Copy each line holding the string "entre".

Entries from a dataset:
►

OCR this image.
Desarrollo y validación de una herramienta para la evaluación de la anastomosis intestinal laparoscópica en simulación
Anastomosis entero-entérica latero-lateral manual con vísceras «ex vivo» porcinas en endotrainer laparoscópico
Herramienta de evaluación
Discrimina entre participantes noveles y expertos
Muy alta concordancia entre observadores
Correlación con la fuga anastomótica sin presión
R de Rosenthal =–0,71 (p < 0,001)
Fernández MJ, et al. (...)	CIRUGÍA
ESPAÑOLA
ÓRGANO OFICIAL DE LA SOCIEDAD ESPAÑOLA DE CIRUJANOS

◄

- [Problem solution]:
Discrimina entre participantes noveles y expertos
Muy alta concordancia entre observadores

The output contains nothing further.